**PROVIDED RECORDS**
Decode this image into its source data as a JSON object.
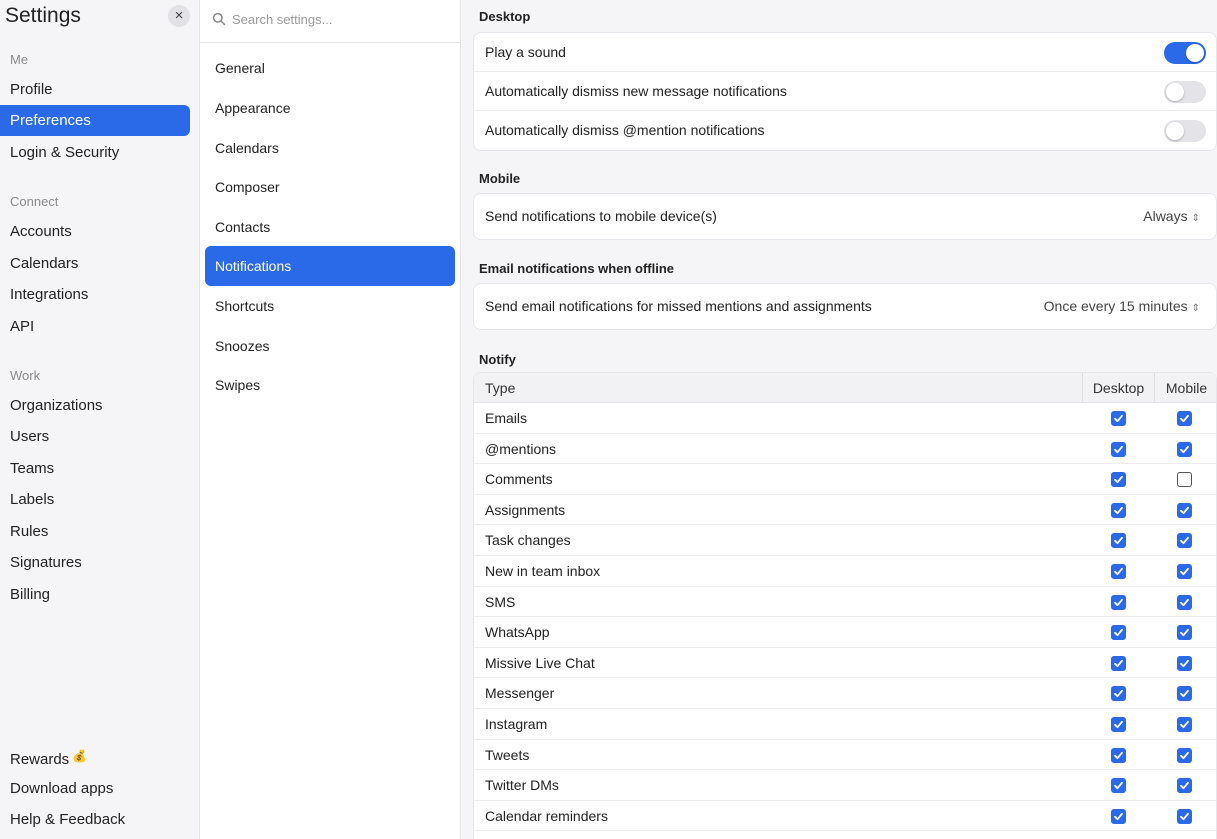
{
  "sidebar": {
    "title": "Settings",
    "close_icon": "×",
    "sections": [
      {
        "label": "Me",
        "items": [
          "Profile",
          "Preferences",
          "Login & Security"
        ]
      },
      {
        "label": "Connect",
        "items": [
          "Accounts",
          "Calendars",
          "Integrations",
          "API"
        ]
      },
      {
        "label": "Work",
        "items": [
          "Organizations",
          "Users",
          "Teams",
          "Labels",
          "Rules",
          "Signatures",
          "Billing"
        ]
      }
    ],
    "active_item": "Preferences",
    "bottom": [
      "Rewards",
      "Download apps",
      "Help & Feedback"
    ],
    "rewards_emoji": "💰"
  },
  "middle": {
    "search_placeholder": "Search settings...",
    "items": [
      "General",
      "Appearance",
      "Calendars",
      "Composer",
      "Contacts",
      "Notifications",
      "Shortcuts",
      "Snoozes",
      "Swipes"
    ],
    "active_item": "Notifications"
  },
  "content": {
    "desktop": {
      "title": "Desktop",
      "rows": [
        {
          "label": "Play a sound",
          "on": true
        },
        {
          "label": "Automatically dismiss new message notifications",
          "on": false
        },
        {
          "label": "Automatically dismiss @mention notifications",
          "on": false
        }
      ]
    },
    "mobile": {
      "title": "Mobile",
      "label": "Send notifications to mobile device(s)",
      "value": "Always",
      "chevron": "⌃⌄"
    },
    "email": {
      "title": "Email notifications when offline",
      "label": "Send email notifications for missed mentions and assignments",
      "value": "Once every 15 minutes",
      "chevron": "⌃⌄"
    },
    "notify": {
      "title": "Notify",
      "headers": {
        "type": "Type",
        "desktop": "Desktop",
        "mobile": "Mobile"
      },
      "rows": [
        {
          "type": "Emails",
          "desktop": true,
          "mobile": true
        },
        {
          "type": "@mentions",
          "desktop": true,
          "mobile": true
        },
        {
          "type": "Comments",
          "desktop": true,
          "mobile": false
        },
        {
          "type": "Assignments",
          "desktop": true,
          "mobile": true
        },
        {
          "type": "Task changes",
          "desktop": true,
          "mobile": true
        },
        {
          "type": "New in team inbox",
          "desktop": true,
          "mobile": true
        },
        {
          "type": "SMS",
          "desktop": true,
          "mobile": true
        },
        {
          "type": "WhatsApp",
          "desktop": true,
          "mobile": true
        },
        {
          "type": "Missive Live Chat",
          "desktop": true,
          "mobile": true
        },
        {
          "type": "Messenger",
          "desktop": true,
          "mobile": true
        },
        {
          "type": "Instagram",
          "desktop": true,
          "mobile": true
        },
        {
          "type": "Tweets",
          "desktop": true,
          "mobile": true
        },
        {
          "type": "Twitter DMs",
          "desktop": true,
          "mobile": true
        },
        {
          "type": "Calendar reminders",
          "desktop": true,
          "mobile": true
        },
        {
          "type": "",
          "desktop": true,
          "mobile": true
        }
      ]
    }
  },
  "colors": {
    "accent": "#2a6ae8",
    "sidebar_bg": "#f5f5f7"
  }
}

**REQUIREMENT**
Give an exact copy of the material, leaving out every picture.

**RESULT BELOW**
Decode this image into its source data as a JSON object.
{
  "sidebar": {
    "title": "Settings",
    "close_icon": "×",
    "sections": [
      {
        "label": "Me",
        "items": [
          "Profile",
          "Preferences",
          "Login & Security"
        ]
      },
      {
        "label": "Connect",
        "items": [
          "Accounts",
          "Calendars",
          "Integrations",
          "API"
        ]
      },
      {
        "label": "Work",
        "items": [
          "Organizations",
          "Users",
          "Teams",
          "Labels",
          "Rules",
          "Signatures",
          "Billing"
        ]
      }
    ],
    "active_item": "Preferences",
    "bottom": [
      "Rewards",
      "Download apps",
      "Help & Feedback"
    ],
    "rewards_emoji": "💰"
  },
  "middle": {
    "search_placeholder": "Search settings...",
    "items": [
      "General",
      "Appearance",
      "Calendars",
      "Composer",
      "Contacts",
      "Notifications",
      "Shortcuts",
      "Snoozes",
      "Swipes"
    ],
    "active_item": "Notifications"
  },
  "content": {
    "desktop": {
      "title": "Desktop",
      "rows": [
        {
          "label": "Play a sound",
          "on": true
        },
        {
          "label": "Automatically dismiss new message notifications",
          "on": false
        },
        {
          "label": "Automatically dismiss @mention notifications",
          "on": false
        }
      ]
    },
    "mobile": {
      "title": "Mobile",
      "label": "Send notifications to mobile device(s)",
      "value": "Always",
      "chevron": "⌃⌄"
    },
    "email": {
      "title": "Email notifications when offline",
      "label": "Send email notifications for missed mentions and assignments",
      "value": "Once every 15 minutes",
      "chevron": "⌃⌄"
    },
    "notify": {
      "title": "Notify",
      "headers": {
        "type": "Type",
        "desktop": "Desktop",
        "mobile": "Mobile"
      },
      "rows": [
        {
          "type": "Emails",
          "desktop": true,
          "mobile": true
        },
        {
          "type": "@mentions",
          "desktop": true,
          "mobile": true
        },
        {
          "type": "Comments",
          "desktop": true,
          "mobile": false
        },
        {
          "type": "Assignments",
          "desktop": true,
          "mobile": true
        },
        {
          "type": "Task changes",
          "desktop": true,
          "mobile": true
        },
        {
          "type": "New in team inbox",
          "desktop": true,
          "mobile": true
        },
        {
          "type": "SMS",
          "desktop": true,
          "mobile": true
        },
        {
          "type": "WhatsApp",
          "desktop": true,
          "mobile": true
        },
        {
          "type": "Missive Live Chat",
          "desktop": true,
          "mobile": true
        },
        {
          "type": "Messenger",
          "desktop": true,
          "mobile": true
        },
        {
          "type": "Instagram",
          "desktop": true,
          "mobile": true
        },
        {
          "type": "Tweets",
          "desktop": true,
          "mobile": true
        },
        {
          "type": "Twitter DMs",
          "desktop": true,
          "mobile": true
        },
        {
          "type": "Calendar reminders",
          "desktop": true,
          "mobile": true
        },
        {
          "type": "",
          "desktop": true,
          "mobile": true
        }
      ]
    }
  },
  "colors": {
    "accent": "#2a6ae8",
    "sidebar_bg": "#f5f5f7"
  }
}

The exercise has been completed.